Direction: Examine each line of the data. Copy those that contain the string "归属母公司所有者的净利润".

Figure record listings
────────────────

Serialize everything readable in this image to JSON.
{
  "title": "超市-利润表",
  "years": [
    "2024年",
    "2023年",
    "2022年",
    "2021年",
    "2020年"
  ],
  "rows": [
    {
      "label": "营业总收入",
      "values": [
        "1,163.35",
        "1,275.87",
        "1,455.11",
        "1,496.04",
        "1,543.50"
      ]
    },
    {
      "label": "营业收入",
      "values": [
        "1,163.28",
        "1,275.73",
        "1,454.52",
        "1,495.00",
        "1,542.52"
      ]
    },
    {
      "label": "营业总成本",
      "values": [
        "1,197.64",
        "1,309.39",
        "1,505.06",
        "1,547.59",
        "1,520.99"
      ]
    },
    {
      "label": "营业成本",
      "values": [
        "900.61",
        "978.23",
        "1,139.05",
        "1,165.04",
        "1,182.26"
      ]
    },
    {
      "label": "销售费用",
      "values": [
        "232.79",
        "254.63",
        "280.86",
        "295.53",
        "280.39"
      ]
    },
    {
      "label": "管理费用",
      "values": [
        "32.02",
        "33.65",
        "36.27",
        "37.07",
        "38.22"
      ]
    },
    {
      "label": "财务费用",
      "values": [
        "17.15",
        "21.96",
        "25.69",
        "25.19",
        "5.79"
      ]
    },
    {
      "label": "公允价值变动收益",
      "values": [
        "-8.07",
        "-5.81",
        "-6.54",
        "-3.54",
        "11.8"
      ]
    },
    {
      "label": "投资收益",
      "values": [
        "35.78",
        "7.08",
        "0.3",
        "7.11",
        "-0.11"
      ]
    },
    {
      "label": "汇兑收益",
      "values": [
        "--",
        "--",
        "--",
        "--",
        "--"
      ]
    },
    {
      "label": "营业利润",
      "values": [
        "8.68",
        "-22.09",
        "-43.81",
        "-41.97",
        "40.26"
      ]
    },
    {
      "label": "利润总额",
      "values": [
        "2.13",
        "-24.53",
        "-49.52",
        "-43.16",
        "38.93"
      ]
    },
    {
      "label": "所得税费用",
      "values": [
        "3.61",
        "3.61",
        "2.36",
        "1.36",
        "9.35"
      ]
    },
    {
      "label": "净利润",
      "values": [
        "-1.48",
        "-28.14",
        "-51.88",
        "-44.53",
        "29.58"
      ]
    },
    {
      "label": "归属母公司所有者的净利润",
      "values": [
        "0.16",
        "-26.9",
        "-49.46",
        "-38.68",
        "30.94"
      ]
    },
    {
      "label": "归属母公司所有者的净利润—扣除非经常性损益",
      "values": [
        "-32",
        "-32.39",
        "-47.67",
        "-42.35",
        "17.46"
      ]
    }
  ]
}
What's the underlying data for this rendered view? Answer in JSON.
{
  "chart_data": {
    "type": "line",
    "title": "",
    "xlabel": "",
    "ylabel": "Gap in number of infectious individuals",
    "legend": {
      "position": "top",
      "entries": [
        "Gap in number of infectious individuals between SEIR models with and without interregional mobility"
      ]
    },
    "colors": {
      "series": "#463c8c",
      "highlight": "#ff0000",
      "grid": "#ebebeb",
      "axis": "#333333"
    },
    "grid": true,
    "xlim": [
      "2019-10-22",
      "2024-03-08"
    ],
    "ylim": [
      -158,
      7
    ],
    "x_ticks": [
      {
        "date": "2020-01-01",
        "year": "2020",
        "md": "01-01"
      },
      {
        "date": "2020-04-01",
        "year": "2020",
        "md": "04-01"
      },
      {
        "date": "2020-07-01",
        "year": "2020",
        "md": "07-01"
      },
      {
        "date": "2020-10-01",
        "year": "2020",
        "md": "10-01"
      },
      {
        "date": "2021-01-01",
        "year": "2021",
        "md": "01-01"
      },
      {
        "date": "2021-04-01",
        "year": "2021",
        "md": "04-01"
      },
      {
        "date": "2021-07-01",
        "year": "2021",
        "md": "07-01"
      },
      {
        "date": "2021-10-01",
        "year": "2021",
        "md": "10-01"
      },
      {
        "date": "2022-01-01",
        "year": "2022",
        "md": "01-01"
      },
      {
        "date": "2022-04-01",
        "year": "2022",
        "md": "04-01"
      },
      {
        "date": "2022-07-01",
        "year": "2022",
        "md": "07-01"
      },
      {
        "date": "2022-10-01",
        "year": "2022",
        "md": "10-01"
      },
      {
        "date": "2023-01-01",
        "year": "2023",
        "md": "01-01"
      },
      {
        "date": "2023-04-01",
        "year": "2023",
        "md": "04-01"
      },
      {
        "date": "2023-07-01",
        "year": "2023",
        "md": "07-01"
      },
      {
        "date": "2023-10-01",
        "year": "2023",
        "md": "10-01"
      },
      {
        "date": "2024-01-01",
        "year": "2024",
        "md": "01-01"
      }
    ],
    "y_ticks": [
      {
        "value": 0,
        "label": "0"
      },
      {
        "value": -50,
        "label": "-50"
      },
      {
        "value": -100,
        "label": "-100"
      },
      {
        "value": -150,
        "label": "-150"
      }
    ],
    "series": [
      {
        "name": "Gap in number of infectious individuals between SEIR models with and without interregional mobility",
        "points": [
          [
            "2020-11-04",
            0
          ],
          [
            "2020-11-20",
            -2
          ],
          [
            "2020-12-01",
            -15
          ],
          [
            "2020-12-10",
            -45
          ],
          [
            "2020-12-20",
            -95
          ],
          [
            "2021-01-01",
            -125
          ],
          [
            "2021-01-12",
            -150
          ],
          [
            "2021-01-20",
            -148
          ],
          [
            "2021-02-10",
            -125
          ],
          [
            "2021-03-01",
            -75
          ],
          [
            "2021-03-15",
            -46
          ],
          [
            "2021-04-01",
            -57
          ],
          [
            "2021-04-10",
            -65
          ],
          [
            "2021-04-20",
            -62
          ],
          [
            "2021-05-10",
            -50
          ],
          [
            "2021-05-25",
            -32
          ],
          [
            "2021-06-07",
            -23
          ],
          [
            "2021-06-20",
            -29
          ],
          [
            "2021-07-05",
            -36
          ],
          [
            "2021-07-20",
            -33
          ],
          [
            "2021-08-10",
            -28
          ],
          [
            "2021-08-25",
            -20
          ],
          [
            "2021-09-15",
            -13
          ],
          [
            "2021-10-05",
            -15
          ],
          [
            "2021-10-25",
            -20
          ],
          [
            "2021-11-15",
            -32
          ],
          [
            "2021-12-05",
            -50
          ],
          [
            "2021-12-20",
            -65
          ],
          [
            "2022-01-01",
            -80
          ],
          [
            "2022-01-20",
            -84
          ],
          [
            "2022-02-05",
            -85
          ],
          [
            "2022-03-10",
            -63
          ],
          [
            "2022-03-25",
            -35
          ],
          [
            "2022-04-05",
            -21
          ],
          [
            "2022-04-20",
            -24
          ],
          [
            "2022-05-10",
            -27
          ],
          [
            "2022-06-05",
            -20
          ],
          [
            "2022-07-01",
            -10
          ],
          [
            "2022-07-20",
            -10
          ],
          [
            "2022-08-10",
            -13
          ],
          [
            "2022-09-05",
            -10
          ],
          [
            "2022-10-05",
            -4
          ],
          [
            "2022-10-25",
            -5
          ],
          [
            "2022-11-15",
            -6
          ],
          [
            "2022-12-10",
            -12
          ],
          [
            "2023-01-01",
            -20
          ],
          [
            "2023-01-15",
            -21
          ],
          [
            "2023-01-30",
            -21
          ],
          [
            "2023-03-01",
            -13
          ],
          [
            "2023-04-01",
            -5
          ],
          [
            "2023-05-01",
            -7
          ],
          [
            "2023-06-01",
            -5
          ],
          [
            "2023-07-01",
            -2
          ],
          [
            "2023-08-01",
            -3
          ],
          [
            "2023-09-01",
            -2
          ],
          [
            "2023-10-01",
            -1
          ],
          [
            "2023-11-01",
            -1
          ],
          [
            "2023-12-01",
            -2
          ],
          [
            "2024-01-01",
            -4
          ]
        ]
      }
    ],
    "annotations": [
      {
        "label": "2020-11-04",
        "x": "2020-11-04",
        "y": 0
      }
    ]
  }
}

────────────────

The response:
      "label": "归属母公司所有者的净利润",
      "label": "归属母公司所有者的净利润—扣除非经常性损益",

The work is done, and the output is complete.